AVAILABLE RECORDS:
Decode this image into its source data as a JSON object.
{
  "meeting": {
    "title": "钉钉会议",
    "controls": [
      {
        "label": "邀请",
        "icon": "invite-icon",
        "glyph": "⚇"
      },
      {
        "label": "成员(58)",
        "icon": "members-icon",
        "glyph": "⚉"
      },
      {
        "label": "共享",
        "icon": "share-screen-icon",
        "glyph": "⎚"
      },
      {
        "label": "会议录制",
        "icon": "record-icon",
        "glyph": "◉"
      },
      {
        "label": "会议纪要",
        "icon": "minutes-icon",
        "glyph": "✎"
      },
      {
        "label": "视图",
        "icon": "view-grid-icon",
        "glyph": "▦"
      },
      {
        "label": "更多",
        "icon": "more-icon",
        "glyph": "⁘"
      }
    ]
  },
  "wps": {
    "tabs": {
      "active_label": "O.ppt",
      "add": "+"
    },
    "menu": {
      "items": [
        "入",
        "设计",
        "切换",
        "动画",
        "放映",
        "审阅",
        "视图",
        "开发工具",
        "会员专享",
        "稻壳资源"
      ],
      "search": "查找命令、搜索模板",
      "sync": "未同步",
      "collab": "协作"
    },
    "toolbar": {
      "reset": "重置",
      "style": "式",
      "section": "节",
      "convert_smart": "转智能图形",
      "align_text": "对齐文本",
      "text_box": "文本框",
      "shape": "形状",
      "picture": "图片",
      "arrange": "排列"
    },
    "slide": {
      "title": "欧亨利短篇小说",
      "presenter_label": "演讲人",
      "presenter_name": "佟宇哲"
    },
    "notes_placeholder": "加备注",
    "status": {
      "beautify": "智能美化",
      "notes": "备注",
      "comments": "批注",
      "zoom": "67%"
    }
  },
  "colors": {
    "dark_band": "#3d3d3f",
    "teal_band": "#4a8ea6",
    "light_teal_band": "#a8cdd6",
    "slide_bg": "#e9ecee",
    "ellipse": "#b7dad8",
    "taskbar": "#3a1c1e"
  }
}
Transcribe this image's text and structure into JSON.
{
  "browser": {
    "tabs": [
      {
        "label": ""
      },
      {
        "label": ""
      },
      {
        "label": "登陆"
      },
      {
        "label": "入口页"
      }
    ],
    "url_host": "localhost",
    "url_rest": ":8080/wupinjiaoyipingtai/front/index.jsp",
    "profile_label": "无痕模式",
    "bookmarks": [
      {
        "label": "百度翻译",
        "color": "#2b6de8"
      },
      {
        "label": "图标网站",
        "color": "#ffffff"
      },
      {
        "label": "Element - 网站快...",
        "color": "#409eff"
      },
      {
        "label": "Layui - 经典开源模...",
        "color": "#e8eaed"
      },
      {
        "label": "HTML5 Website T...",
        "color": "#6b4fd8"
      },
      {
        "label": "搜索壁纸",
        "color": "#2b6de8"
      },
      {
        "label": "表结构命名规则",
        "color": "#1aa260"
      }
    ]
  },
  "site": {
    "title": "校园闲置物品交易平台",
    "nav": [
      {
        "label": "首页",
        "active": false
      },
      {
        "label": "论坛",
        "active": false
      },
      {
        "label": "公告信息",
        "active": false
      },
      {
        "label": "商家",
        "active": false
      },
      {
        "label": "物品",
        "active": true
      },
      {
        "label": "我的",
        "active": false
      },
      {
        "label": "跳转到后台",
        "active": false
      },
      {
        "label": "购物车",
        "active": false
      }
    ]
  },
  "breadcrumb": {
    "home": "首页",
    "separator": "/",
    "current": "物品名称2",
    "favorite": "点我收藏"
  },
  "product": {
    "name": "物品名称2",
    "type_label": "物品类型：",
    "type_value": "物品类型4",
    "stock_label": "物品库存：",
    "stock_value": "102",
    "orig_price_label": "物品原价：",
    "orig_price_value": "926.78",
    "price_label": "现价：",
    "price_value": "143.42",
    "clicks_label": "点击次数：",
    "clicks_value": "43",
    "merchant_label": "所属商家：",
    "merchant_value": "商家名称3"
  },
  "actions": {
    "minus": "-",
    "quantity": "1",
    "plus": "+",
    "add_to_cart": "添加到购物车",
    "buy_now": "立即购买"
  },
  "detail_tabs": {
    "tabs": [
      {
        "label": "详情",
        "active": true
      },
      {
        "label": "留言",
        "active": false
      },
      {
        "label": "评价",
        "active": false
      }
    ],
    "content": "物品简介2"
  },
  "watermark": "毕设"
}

WHAT IS EXPECTED:
From the listing above, pick out every line containing "this".

EXERCISE RESULT:
Decode this image into its source data as a JSON object.
Transcribe this image's text and structure into JSON.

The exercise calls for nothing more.